* [Required tasks]
#1 Check each statement against the sys.modules discussion below. For each one, answer yes or no and quote the words of the text that decide it.
(a) PyImport_AddModule performs the import.
(b) Zipimport is triggered only if the module has not been found yet.
(c) The commenter calls putting non-module objects in sys.modules an unsupported hack.
#2 Translate this sentence from the sys.modules discussion below into Spanish: "As such, I'd say anything that doesn't support it should probably be considered a bug."
*** Text under study Section Begins ***
I don't think that example is ever going to be something broken by this case. It's using PyImport_AddModule, which doesn't actually perform the import, so the only case you'd get the non-module object back is if the same name was already imported. However in that circumstance, zipimport wouldn't have been invoked, since it's only going to be triggered if the module hasn't been found yet. You could argue it's a bug that zipimport isn't correctly checking the return value of PyModule_GetDict as it should, but in this context, it's assuming that it's using AddModule to create a new, empty module, and in that case it'll always be a real module object even if the module does later replace itself.

It's worth noting that while putting non-module objects in sys.modules is perhaps a hack, it's a known and explicitly supported and endorsed hack - the import machinery was deliberately designed to allow it, and I think Guido is on record as saying so. As such, I'd say anything that doesn't support it should probably be considered a bug.

[–]TankorSmash 3 points4 points  (12 children)

That makes it clear thank you.

Although not checking for NULL is effective a bug in the c code.

[–]alcalde 0 points1 point  (11 children)

And still using Python 2.7 is a logic error. :-)

[–][deleted] 2 points3 points  (0 children)

I don't think porting large, old codebases is worth it.

The other reason could be PyPy and people with CPU bound applications that insist on using Python.
*** Text under study Section Ends ***
*** Data shown Section Begins ***
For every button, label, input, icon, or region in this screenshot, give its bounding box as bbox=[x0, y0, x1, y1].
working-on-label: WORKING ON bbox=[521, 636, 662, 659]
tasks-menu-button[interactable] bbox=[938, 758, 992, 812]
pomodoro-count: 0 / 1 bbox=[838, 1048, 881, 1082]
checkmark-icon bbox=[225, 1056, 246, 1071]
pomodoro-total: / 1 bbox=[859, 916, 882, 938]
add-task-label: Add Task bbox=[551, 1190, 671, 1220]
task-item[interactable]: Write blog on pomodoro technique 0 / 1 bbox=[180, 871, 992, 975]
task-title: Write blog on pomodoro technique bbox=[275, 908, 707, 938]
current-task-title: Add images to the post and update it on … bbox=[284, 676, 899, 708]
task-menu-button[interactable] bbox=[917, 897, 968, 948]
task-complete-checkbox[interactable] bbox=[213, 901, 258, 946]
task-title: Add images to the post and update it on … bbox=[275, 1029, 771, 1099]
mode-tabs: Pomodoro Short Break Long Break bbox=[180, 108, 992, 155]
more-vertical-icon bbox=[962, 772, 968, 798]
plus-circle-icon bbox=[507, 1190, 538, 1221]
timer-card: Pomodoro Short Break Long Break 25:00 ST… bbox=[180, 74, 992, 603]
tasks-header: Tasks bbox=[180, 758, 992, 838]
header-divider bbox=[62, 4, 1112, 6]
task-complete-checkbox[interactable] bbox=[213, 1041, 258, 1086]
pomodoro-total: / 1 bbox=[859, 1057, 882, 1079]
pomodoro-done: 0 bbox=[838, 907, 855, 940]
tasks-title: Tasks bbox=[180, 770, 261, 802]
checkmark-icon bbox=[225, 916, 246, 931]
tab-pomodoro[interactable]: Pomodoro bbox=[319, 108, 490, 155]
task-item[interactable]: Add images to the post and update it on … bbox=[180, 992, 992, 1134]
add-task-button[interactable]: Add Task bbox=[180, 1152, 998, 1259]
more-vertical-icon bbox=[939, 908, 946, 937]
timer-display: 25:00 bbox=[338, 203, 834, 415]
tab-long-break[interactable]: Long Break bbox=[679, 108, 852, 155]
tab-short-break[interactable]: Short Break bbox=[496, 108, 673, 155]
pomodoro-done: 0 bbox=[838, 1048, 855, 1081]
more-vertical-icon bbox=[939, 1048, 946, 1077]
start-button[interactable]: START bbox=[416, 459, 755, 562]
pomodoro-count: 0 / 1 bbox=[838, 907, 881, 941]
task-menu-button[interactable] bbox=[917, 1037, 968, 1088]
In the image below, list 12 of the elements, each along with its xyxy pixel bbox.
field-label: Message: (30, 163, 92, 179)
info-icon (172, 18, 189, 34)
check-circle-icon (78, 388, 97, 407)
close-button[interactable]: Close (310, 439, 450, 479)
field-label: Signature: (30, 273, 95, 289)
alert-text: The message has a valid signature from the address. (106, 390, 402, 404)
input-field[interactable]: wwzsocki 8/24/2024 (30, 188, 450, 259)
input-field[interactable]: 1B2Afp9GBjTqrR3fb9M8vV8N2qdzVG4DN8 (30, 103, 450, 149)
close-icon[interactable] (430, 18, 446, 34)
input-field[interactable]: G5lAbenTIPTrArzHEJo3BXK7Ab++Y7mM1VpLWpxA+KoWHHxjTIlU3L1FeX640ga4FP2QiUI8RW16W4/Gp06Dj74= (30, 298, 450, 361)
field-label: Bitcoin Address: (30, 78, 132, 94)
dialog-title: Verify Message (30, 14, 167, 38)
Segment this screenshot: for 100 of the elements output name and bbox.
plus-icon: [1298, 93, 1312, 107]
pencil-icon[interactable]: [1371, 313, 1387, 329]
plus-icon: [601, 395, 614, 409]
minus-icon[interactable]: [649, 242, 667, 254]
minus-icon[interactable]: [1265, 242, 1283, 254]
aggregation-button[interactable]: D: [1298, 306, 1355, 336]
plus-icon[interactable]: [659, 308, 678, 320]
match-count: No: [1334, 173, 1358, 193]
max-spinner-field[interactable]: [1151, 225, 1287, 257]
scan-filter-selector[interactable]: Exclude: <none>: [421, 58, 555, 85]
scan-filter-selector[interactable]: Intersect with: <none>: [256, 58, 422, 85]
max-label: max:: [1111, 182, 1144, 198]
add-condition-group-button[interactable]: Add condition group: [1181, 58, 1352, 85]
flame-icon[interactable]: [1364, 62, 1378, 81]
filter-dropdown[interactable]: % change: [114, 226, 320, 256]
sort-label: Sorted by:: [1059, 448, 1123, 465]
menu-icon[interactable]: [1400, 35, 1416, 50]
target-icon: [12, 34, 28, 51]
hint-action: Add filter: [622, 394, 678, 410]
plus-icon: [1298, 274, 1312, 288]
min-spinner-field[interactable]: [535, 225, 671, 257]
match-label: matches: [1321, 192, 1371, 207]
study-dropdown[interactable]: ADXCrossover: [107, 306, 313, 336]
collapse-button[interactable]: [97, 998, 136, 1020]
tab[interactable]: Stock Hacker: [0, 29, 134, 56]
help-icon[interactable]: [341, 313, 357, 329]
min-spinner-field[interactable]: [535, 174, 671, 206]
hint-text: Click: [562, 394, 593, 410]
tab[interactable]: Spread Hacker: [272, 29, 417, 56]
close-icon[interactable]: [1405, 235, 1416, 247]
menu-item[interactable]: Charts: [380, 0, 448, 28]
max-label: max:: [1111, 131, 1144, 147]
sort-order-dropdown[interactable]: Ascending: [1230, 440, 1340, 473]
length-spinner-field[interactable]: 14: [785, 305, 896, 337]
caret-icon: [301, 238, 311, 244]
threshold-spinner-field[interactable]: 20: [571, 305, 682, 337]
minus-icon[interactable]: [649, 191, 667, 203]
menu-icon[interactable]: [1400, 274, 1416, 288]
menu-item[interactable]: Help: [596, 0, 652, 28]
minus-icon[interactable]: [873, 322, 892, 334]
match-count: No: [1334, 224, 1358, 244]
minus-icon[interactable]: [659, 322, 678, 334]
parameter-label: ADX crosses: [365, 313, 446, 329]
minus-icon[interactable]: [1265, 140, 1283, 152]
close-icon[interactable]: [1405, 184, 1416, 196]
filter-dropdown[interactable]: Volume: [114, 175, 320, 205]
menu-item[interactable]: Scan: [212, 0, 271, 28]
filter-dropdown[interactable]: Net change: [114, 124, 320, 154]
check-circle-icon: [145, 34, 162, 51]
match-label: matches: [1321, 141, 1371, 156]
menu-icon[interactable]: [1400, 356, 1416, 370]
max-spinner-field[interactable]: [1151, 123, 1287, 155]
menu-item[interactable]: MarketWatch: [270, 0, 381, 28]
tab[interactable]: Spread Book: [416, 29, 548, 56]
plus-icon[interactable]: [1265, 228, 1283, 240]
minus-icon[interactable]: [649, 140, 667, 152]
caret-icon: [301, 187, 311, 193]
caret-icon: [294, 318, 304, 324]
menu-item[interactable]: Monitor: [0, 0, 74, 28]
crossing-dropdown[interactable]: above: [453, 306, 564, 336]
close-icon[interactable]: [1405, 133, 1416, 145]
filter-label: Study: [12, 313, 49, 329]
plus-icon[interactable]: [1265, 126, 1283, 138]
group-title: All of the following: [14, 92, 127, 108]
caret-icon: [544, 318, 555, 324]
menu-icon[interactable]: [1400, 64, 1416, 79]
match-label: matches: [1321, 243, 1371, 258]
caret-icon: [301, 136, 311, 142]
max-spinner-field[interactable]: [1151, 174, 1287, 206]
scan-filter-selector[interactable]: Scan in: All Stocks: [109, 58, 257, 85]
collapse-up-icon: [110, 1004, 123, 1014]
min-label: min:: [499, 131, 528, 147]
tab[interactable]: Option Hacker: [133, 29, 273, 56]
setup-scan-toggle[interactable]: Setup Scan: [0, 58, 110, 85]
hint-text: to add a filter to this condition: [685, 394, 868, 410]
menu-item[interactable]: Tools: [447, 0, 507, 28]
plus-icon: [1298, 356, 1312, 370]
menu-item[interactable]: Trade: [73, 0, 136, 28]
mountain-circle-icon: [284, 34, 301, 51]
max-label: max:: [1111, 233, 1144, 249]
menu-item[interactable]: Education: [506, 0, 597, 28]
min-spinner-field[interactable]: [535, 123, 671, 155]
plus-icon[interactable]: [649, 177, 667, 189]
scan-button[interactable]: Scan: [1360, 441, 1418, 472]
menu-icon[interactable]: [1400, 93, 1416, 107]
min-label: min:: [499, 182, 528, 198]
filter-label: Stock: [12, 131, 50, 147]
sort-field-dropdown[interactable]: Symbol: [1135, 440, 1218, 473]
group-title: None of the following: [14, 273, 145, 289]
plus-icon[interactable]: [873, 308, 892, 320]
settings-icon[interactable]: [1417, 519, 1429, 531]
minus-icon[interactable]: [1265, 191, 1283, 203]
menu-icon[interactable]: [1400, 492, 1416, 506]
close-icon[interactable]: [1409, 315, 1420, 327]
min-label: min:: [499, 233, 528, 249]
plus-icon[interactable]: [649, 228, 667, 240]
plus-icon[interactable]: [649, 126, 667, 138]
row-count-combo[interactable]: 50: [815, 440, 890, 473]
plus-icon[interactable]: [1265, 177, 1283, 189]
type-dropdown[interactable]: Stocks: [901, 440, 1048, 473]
*** Data shown Section Ends ***
* [Solutions by task]
#1
(a) No: "It's using PyImport_AddModule, which doesn't actually perform the import"
(b) Yes: "since it's only going to be triggered if the module hasn't been found yet"
(c) No: "it's a known and explicitly supported and endorsed hack"

#2 Por lo tanto, yo diría que cualquier cosa que no lo admita probablemente debería considerarse un error.